:: What the task asks ::
Every line below that mentions the word "count" should be copied out.

:: Data extract ::
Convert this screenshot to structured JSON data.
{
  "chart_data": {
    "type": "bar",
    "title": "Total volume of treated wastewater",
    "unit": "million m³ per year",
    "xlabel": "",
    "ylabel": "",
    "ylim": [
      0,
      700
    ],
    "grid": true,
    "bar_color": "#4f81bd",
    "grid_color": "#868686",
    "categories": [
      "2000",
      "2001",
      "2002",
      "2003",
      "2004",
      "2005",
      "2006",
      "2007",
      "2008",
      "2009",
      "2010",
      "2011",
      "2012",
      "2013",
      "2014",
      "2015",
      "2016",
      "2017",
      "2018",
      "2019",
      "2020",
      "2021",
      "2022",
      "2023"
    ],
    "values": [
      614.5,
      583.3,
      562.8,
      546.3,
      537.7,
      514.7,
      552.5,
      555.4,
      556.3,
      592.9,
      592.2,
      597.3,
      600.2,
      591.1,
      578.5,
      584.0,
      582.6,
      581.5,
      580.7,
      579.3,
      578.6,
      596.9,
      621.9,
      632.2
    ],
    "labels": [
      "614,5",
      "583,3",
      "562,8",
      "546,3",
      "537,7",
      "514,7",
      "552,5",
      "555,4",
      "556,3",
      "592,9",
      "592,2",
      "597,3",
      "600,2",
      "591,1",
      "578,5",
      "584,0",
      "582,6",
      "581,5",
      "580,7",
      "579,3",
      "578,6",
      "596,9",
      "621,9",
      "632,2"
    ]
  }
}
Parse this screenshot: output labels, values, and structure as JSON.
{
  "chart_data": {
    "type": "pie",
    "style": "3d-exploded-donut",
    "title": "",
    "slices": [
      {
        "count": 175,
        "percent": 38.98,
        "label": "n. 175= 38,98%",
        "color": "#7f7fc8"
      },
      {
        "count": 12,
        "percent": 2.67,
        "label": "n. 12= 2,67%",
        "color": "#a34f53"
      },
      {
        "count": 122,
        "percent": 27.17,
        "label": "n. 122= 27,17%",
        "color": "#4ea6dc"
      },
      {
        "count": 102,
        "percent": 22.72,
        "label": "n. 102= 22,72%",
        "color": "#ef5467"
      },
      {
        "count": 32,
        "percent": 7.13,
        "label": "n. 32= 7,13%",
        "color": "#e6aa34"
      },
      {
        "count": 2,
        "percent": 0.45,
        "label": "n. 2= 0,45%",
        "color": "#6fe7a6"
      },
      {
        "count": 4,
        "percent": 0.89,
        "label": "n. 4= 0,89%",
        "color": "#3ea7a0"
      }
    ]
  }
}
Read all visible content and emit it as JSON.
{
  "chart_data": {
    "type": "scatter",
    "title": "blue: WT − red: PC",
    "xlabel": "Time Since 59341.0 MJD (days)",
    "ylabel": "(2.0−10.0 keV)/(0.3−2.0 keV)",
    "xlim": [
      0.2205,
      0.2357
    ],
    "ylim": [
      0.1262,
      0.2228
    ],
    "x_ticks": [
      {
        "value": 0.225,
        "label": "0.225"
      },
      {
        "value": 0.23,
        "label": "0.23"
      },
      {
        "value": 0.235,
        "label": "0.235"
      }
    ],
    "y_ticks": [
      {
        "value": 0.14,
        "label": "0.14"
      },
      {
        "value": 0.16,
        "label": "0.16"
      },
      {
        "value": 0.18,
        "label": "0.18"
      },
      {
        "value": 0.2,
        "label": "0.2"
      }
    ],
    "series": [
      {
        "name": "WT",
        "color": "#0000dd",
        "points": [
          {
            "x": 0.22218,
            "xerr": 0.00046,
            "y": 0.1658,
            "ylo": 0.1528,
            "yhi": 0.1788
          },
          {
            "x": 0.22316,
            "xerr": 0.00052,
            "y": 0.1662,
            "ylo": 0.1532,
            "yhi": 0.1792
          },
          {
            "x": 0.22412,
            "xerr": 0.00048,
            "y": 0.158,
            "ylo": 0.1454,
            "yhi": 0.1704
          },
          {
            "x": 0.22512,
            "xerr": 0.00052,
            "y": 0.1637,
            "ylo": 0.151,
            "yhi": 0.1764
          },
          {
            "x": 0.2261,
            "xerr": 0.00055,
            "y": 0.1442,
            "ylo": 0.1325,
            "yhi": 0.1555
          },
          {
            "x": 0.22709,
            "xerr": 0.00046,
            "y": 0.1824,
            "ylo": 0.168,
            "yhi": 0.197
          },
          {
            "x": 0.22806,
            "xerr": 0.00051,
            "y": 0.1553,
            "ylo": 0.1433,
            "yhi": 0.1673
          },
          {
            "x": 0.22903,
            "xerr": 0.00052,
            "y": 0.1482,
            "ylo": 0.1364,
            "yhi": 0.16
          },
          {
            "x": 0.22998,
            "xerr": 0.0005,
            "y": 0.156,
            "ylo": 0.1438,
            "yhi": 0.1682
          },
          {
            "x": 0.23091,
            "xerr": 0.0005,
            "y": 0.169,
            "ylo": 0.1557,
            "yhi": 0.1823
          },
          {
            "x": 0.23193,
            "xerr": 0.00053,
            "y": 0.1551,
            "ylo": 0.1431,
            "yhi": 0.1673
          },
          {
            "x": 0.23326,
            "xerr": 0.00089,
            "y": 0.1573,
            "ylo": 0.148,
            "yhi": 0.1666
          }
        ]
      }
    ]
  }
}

:: Output below ::
        "count": 175,
        "count": 12,
        "count": 122,
        "count": 102,
        "count": 32,
        "count": 2,
        "count": 4,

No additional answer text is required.